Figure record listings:
-- start --
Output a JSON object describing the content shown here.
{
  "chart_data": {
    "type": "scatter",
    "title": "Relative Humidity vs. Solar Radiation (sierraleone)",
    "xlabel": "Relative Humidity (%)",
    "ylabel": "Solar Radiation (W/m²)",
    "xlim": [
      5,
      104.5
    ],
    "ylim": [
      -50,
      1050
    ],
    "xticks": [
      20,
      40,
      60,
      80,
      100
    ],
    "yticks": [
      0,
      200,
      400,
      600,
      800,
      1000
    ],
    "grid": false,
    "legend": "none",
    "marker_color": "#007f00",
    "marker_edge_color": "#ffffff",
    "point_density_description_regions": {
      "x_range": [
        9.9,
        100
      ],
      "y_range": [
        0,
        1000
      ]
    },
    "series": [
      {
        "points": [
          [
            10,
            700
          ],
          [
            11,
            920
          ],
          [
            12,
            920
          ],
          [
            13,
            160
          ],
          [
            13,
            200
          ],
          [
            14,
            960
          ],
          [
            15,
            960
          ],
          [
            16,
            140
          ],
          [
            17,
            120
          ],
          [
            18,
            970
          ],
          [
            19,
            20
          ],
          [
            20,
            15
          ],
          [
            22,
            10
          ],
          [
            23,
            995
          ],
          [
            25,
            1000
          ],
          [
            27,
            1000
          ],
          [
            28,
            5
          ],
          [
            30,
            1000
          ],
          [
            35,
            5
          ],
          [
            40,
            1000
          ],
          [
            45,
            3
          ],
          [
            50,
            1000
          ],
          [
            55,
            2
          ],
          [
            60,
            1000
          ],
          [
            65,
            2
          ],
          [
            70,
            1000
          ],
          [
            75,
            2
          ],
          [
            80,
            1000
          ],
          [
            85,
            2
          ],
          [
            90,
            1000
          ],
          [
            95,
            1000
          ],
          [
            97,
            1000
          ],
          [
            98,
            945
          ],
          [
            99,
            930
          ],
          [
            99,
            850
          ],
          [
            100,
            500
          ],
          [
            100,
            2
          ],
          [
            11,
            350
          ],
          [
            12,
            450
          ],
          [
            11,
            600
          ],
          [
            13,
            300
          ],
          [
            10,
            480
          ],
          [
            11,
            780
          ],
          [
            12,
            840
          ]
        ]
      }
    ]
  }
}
-- end --
• [WHAT YOU SHOULD DO]
Gather each line of the listing containing the word "Relative" and show it.

• [FINISHED EXERCISE]
    "title": "Relative Humidity vs. Solar Radiation (sierraleone)",
    "xlabel": "Relative Humidity (%)",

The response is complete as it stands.